— Task to complete —
Restate the complete material exactly.

— Supplied material —
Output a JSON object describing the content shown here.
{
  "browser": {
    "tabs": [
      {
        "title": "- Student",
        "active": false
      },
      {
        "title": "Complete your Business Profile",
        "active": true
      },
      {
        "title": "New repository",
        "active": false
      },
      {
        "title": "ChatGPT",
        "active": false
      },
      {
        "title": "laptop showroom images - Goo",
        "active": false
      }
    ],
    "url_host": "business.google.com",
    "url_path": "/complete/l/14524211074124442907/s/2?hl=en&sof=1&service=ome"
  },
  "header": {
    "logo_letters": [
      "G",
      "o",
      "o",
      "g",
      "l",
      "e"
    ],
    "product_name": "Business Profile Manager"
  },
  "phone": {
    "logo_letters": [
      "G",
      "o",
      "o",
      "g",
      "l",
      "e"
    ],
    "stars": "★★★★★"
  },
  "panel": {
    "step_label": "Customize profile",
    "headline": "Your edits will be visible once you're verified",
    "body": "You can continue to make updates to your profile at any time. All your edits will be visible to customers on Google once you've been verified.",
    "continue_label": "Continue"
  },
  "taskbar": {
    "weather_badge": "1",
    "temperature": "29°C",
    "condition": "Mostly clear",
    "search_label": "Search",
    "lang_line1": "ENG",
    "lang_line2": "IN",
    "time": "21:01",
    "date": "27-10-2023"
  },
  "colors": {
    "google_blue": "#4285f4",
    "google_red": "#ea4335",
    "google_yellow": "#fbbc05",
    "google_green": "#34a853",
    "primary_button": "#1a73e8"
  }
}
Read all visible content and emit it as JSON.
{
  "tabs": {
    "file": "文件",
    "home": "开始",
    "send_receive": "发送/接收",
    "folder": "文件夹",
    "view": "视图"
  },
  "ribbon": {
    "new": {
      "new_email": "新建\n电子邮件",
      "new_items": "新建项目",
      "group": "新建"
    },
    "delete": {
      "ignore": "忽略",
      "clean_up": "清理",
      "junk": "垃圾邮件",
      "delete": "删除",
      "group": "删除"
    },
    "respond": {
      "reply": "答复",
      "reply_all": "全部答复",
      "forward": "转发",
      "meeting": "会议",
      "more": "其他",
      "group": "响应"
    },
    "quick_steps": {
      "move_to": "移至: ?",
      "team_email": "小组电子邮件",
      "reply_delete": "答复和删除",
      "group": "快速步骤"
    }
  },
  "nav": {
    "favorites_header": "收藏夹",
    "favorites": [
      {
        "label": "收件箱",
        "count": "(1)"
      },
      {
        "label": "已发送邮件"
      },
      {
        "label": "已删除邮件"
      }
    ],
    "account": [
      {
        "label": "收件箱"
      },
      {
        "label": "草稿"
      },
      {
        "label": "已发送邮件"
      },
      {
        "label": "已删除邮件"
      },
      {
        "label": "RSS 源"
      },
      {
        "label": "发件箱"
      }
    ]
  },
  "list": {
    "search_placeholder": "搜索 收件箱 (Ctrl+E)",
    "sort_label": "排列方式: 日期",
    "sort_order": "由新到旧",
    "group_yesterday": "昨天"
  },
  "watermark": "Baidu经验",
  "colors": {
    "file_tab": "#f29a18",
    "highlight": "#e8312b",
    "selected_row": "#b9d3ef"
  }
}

— Complete output —
Output a JSON object describing the content shown here.
{
  "browser": {
    "tabs": [
      {
        "title": "- Student",
        "active": false
      },
      {
        "title": "Complete your Business Profile",
        "active": true
      },
      {
        "title": "New repository",
        "active": false
      },
      {
        "title": "ChatGPT",
        "active": false
      },
      {
        "title": "laptop showroom images - Goo",
        "active": false
      }
    ],
    "url_host": "business.google.com",
    "url_path": "/complete/l/14524211074124442907/s/2?hl=en&sof=1&service=ome"
  },
  "header": {
    "logo_letters": [
      "G",
      "o",
      "o",
      "g",
      "l",
      "e"
    ],
    "product_name": "Business Profile Manager"
  },
  "phone": {
    "logo_letters": [
      "G",
      "o",
      "o",
      "g",
      "l",
      "e"
    ],
    "stars": "★★★★★"
  },
  "panel": {
    "step_label": "Customize profile",
    "headline": "Your edits will be visible once you're verified",
    "body": "You can continue to make updates to your profile at any time. All your edits will be visible to customers on Google once you've been verified.",
    "continue_label": "Continue"
  },
  "taskbar": {
    "weather_badge": "1",
    "temperature": "29°C",
    "condition": "Mostly clear",
    "search_label": "Search",
    "lang_line1": "ENG",
    "lang_line2": "IN",
    "time": "21:01",
    "date": "27-10-2023"
  },
  "colors": {
    "google_blue": "#4285f4",
    "google_red": "#ea4335",
    "google_yellow": "#fbbc05",
    "google_green": "#34a853",
    "primary_button": "#1a73e8"
  }
}
Read all visible content and emit it as JSON.
{
  "tabs": {
    "file": "文件",
    "home": "开始",
    "send_receive": "发送/接收",
    "folder": "文件夹",
    "view": "视图"
  },
  "ribbon": {
    "new": {
      "new_email": "新建\n电子邮件",
      "new_items": "新建项目",
      "group": "新建"
    },
    "delete": {
      "ignore": "忽略",
      "clean_up": "清理",
      "junk": "垃圾邮件",
      "delete": "删除",
      "group": "删除"
    },
    "respond": {
      "reply": "答复",
      "reply_all": "全部答复",
      "forward": "转发",
      "meeting": "会议",
      "more": "其他",
      "group": "响应"
    },
    "quick_steps": {
      "move_to": "移至: ?",
      "team_email": "小组电子邮件",
      "reply_delete": "答复和删除",
      "group": "快速步骤"
    }
  },
  "nav": {
    "favorites_header": "收藏夹",
    "favorites": [
      {
        "label": "收件箱",
        "count": "(1)"
      },
      {
        "label": "已发送邮件"
      },
      {
        "label": "已删除邮件"
      }
    ],
    "account": [
      {
        "label": "收件箱"
      },
      {
        "label": "草稿"
      },
      {
        "label": "已发送邮件"
      },
      {
        "label": "已删除邮件"
      },
      {
        "label": "RSS 源"
      },
      {
        "label": "发件箱"
      }
    ]
  },
  "list": {
    "search_placeholder": "搜索 收件箱 (Ctrl+E)",
    "sort_label": "排列方式: 日期",
    "sort_order": "由新到旧",
    "group_yesterday": "昨天"
  },
  "watermark": "Baidu经验",
  "colors": {
    "file_tab": "#f29a18",
    "highlight": "#e8312b",
    "selected_row": "#b9d3ef"
  }
}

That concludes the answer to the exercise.